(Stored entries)
# # # # # # #

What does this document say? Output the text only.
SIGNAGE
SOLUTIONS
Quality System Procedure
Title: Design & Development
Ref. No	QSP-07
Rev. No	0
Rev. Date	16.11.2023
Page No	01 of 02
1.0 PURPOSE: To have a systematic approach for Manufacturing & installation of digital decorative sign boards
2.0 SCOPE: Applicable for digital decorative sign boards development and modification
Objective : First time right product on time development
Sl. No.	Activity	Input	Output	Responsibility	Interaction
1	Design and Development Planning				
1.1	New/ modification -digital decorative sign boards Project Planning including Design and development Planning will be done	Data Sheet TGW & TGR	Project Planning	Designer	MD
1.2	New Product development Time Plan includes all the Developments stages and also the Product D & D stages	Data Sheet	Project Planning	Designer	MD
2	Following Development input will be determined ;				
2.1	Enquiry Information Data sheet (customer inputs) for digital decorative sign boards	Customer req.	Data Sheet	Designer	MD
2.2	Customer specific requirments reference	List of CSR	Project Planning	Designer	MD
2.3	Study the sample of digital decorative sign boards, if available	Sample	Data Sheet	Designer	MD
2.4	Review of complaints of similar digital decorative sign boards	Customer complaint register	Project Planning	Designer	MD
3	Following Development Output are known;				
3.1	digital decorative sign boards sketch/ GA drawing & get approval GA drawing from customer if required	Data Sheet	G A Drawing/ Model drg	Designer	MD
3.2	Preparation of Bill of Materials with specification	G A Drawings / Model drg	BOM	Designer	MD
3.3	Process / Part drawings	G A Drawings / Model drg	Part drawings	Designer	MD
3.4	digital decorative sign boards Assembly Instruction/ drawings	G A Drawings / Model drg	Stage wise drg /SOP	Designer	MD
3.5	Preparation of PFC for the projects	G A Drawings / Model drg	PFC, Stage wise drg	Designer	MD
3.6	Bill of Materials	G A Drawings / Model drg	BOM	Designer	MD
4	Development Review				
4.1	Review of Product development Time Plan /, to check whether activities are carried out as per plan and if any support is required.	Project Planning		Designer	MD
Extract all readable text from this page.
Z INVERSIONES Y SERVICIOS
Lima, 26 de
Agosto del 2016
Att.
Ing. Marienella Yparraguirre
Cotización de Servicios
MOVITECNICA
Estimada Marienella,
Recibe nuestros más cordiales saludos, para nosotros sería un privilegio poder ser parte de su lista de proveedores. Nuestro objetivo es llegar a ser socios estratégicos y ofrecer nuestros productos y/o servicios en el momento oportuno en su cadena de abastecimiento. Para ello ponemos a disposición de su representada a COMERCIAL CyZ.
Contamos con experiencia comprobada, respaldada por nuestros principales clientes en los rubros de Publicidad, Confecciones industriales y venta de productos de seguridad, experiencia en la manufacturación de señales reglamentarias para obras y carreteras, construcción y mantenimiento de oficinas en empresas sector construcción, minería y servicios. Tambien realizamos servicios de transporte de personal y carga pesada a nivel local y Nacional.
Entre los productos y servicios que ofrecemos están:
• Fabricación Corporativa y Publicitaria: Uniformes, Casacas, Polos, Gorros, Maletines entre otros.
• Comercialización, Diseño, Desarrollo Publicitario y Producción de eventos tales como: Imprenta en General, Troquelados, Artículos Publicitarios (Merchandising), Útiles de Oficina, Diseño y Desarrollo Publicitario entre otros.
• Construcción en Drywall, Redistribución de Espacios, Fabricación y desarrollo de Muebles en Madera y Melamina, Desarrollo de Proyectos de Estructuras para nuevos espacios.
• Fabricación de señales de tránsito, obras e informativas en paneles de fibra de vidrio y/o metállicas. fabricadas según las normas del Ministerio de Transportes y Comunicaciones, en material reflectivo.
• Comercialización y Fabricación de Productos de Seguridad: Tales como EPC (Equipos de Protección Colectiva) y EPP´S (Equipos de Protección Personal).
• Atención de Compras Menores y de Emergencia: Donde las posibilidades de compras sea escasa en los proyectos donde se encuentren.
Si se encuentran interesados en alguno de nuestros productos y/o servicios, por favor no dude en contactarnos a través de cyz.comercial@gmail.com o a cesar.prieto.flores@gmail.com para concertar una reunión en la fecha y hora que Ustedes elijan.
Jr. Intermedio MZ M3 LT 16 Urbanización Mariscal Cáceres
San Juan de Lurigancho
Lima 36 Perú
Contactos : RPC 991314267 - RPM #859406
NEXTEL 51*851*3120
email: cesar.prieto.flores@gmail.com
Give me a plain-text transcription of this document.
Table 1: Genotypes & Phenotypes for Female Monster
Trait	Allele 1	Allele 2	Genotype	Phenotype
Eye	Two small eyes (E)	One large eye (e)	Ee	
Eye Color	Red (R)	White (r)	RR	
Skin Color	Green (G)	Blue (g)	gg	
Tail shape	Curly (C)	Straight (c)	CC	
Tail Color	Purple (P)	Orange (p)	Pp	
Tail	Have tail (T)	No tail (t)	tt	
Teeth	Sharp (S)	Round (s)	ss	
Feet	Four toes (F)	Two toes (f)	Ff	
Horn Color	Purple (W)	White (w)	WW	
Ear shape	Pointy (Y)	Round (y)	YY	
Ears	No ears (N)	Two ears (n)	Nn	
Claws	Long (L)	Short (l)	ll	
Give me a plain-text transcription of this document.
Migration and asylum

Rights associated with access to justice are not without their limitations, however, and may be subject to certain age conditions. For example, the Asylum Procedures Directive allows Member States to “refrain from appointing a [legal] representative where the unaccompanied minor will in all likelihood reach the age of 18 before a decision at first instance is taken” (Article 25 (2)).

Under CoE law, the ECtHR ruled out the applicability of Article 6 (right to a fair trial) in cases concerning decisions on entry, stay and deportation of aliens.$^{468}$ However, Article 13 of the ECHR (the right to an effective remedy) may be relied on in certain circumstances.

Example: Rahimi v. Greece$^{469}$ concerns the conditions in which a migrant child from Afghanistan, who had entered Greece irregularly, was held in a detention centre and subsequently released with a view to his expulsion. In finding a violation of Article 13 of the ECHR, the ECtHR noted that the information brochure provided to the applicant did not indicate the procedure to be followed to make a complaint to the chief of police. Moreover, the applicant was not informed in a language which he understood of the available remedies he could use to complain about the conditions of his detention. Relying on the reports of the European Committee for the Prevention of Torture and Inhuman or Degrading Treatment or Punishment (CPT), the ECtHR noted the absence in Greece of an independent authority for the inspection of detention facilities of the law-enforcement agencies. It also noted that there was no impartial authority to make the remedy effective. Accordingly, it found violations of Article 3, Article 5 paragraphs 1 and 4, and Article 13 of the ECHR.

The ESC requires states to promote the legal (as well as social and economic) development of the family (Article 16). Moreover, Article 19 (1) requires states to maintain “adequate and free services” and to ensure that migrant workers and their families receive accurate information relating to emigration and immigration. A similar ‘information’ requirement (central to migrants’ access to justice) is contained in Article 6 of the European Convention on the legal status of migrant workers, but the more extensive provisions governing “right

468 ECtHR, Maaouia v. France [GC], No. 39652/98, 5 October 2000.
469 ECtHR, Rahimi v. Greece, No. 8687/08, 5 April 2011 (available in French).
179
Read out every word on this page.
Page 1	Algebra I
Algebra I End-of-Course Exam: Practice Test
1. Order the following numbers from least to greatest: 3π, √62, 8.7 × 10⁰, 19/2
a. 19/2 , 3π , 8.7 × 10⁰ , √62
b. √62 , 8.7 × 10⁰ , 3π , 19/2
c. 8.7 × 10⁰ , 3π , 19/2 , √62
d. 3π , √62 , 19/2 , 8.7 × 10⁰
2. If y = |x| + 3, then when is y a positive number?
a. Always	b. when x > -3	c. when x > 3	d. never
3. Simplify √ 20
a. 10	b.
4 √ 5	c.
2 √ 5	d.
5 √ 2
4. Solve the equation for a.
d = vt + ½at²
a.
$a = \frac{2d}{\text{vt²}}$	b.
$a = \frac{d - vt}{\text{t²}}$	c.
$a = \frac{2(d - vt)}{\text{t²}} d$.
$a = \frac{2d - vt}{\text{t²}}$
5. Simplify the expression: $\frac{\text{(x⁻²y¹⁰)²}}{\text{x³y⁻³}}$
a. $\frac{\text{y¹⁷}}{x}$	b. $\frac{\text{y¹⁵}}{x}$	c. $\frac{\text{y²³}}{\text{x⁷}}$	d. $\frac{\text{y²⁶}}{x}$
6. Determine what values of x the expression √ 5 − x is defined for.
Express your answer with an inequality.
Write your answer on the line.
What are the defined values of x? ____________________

# # # # # # #

Search the records above for "Simplify". Copy each line where it is found.

● **Result of the exercise**
3. Simplify √ 20
5. Simplify the expression: $\frac{\text{(x⁻²y¹⁰)²}}{\text{x³y⁻³}}$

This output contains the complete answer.